Records supplied:
-- start --

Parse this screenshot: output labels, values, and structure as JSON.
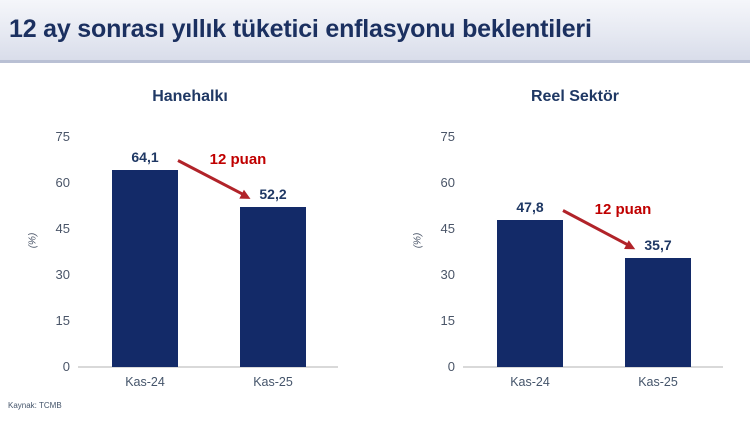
{
  "page": {
    "title": "12 ay sonrası yıllık tüketici enflasyonu beklentileri",
    "source": "Kaynak: TCMB"
  },
  "colors": {
    "bar_navy": "#132a68",
    "value_navy": "#1f3864",
    "annotation_red": "#c00000",
    "arrow_red": "#b12329",
    "tick_gray": "#4a5568",
    "baseline_gray": "#d9d9d9"
  },
  "chart_data": [
    {
      "type": "bar",
      "title": "Hanehalkı",
      "categories": [
        "Kas-24",
        "Kas-25"
      ],
      "values": [
        64.1,
        52.2
      ],
      "value_labels": [
        "64,1",
        "52,2"
      ],
      "annotation": "12 puan",
      "ylabel": "(%)",
      "yticks": [
        0,
        15,
        30,
        45,
        60,
        75
      ],
      "ylim": [
        0,
        75
      ],
      "grid": false,
      "legend": false
    },
    {
      "type": "bar",
      "title": "Reel Sektör",
      "categories": [
        "Kas-24",
        "Kas-25"
      ],
      "values": [
        47.8,
        35.7
      ],
      "value_labels": [
        "47,8",
        "35,7"
      ],
      "annotation": "12 puan",
      "ylabel": "(%)",
      "yticks": [
        0,
        15,
        30,
        45,
        60,
        75
      ],
      "ylim": [
        0,
        75
      ],
      "grid": false,
      "legend": false
    }
  ]
}
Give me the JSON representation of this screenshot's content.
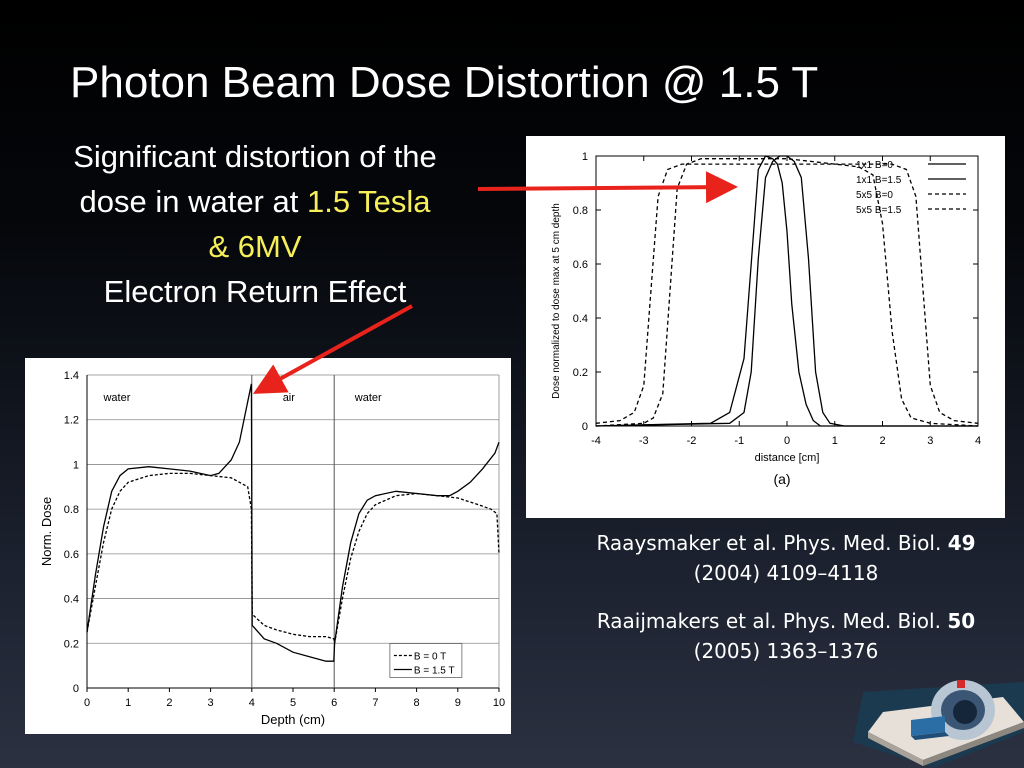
{
  "slide": {
    "title": "Photon Beam Dose Distortion @ 1.5 T",
    "desc_line1": "Significant distortion of the",
    "desc_line2_pre": "dose in water at ",
    "desc_line2_hl": "1.5 Tesla",
    "desc_line3": "& 6MV",
    "desc_line4": "Electron Return Effect",
    "highlight_color": "#f6ef5a",
    "arrow_color": "#e8231c"
  },
  "references": [
    {
      "authors": "Raaysmaker et al. Phys. Med. Biol.",
      "volume": "49",
      "details": "(2004) 4109–4118"
    },
    {
      "authors": "Raaijmakers et al. Phys. Med. Biol.",
      "volume": "50",
      "details": "(2005) 1363–1376"
    }
  ],
  "chart_data": [
    {
      "type": "line",
      "xlabel": "distance [cm]",
      "ylabel": "Dose normalized to dose max at 5 cm depth",
      "xlim": [
        -4,
        4
      ],
      "ylim": [
        0,
        1
      ],
      "xticks": [
        -4,
        -3,
        -2,
        -1,
        0,
        1,
        2,
        3,
        4
      ],
      "yticks": [
        0,
        0.2,
        0.4,
        0.6,
        0.8,
        1
      ],
      "caption": "(a)",
      "legend_position": "top-right",
      "series": [
        {
          "name": "1x1 B=0",
          "style": "solid",
          "x": [
            -4,
            -1.2,
            -0.9,
            -0.75,
            -0.6,
            -0.45,
            -0.3,
            -0.15,
            0,
            0.15,
            0.3,
            0.45,
            0.6,
            0.75,
            0.9,
            1.2,
            4
          ],
          "y": [
            0.0,
            0.01,
            0.05,
            0.2,
            0.62,
            0.92,
            0.98,
            1.0,
            1.0,
            0.98,
            0.92,
            0.62,
            0.2,
            0.05,
            0.01,
            0.0,
            0.0
          ]
        },
        {
          "name": "1x1 B=1.5",
          "style": "solid",
          "x": [
            -4,
            -1.6,
            -1.2,
            -0.9,
            -0.75,
            -0.6,
            -0.45,
            -0.3,
            -0.2,
            -0.1,
            0,
            0.1,
            0.25,
            0.4,
            0.55,
            0.7,
            0.8,
            0.9,
            1.1,
            4
          ],
          "y": [
            0.0,
            0.01,
            0.05,
            0.25,
            0.6,
            0.95,
            1.0,
            0.99,
            0.97,
            0.9,
            0.72,
            0.45,
            0.2,
            0.08,
            0.02,
            0.0,
            0.0,
            0.0,
            0.0,
            0.0
          ]
        },
        {
          "name": "5x5 B=0",
          "style": "dashed",
          "x": [
            -4,
            -3.5,
            -3.2,
            -3.0,
            -2.85,
            -2.7,
            -2.5,
            -2.2,
            0,
            2.2,
            2.5,
            2.7,
            2.85,
            3.0,
            3.2,
            3.5,
            4
          ],
          "y": [
            0.01,
            0.02,
            0.05,
            0.15,
            0.5,
            0.85,
            0.95,
            0.97,
            0.97,
            0.97,
            0.95,
            0.85,
            0.5,
            0.15,
            0.05,
            0.02,
            0.01
          ]
        },
        {
          "name": "5x5 B=1.5",
          "style": "dashed",
          "x": [
            -4,
            -3.0,
            -2.8,
            -2.6,
            -2.45,
            -2.3,
            -2.1,
            -1.8,
            0,
            0.5,
            1.0,
            1.5,
            1.8,
            2.0,
            2.2,
            2.4,
            2.6,
            3.0,
            4
          ],
          "y": [
            0.0,
            0.01,
            0.03,
            0.12,
            0.5,
            0.88,
            0.97,
            0.99,
            0.99,
            0.98,
            0.97,
            0.96,
            0.93,
            0.75,
            0.35,
            0.1,
            0.03,
            0.01,
            0.0
          ]
        }
      ]
    },
    {
      "type": "line",
      "xlabel": "Depth (cm)",
      "ylabel": "Norm. Dose",
      "xlim": [
        0,
        10
      ],
      "ylim": [
        0,
        1.4
      ],
      "xticks": [
        0,
        1,
        2,
        3,
        4,
        5,
        6,
        7,
        8,
        9,
        10
      ],
      "yticks": [
        0,
        0.2,
        0.4,
        0.6,
        0.8,
        1,
        1.2,
        1.4
      ],
      "grid": true,
      "legend_position": "bottom-right",
      "region_labels": [
        {
          "text": "water",
          "x": 0.4
        },
        {
          "text": "air",
          "x": 4.75
        },
        {
          "text": "water",
          "x": 6.5
        }
      ],
      "boundaries": [
        4,
        6
      ],
      "series": [
        {
          "name": "B = 0 T",
          "style": "dashed",
          "x": [
            0,
            0.2,
            0.4,
            0.6,
            0.8,
            1.0,
            1.5,
            2.0,
            2.5,
            3.0,
            3.5,
            3.9,
            3.99,
            4.01,
            4.3,
            4.6,
            5.0,
            5.4,
            5.8,
            5.99,
            6.01,
            6.2,
            6.4,
            6.6,
            6.8,
            7.0,
            7.5,
            8.0,
            8.5,
            9.0,
            9.5,
            9.8,
            9.95,
            10
          ],
          "y": [
            0.25,
            0.45,
            0.65,
            0.8,
            0.88,
            0.92,
            0.95,
            0.96,
            0.96,
            0.95,
            0.94,
            0.9,
            0.8,
            0.33,
            0.28,
            0.26,
            0.24,
            0.23,
            0.23,
            0.22,
            0.2,
            0.4,
            0.58,
            0.7,
            0.78,
            0.82,
            0.86,
            0.87,
            0.86,
            0.85,
            0.82,
            0.8,
            0.78,
            0.6
          ]
        },
        {
          "name": "B = 1.5 T",
          "style": "solid",
          "x": [
            0,
            0.2,
            0.4,
            0.6,
            0.8,
            1.0,
            1.5,
            2.0,
            2.5,
            3.0,
            3.2,
            3.5,
            3.7,
            3.9,
            3.99,
            4.01,
            4.3,
            4.6,
            5.0,
            5.4,
            5.8,
            5.99,
            6.01,
            6.2,
            6.4,
            6.6,
            6.8,
            7.0,
            7.5,
            8.0,
            8.5,
            8.8,
            9.0,
            9.3,
            9.6,
            9.9,
            10
          ],
          "y": [
            0.25,
            0.5,
            0.72,
            0.88,
            0.95,
            0.98,
            0.99,
            0.98,
            0.97,
            0.95,
            0.96,
            1.02,
            1.1,
            1.28,
            1.36,
            0.28,
            0.22,
            0.2,
            0.16,
            0.14,
            0.12,
            0.12,
            0.2,
            0.45,
            0.65,
            0.78,
            0.84,
            0.86,
            0.88,
            0.87,
            0.86,
            0.86,
            0.88,
            0.92,
            0.98,
            1.05,
            1.1
          ]
        }
      ]
    }
  ]
}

-- end --

The exercise: State the count of lines in the data holding the word "JSON", adding nothing to it.

Written answer: 2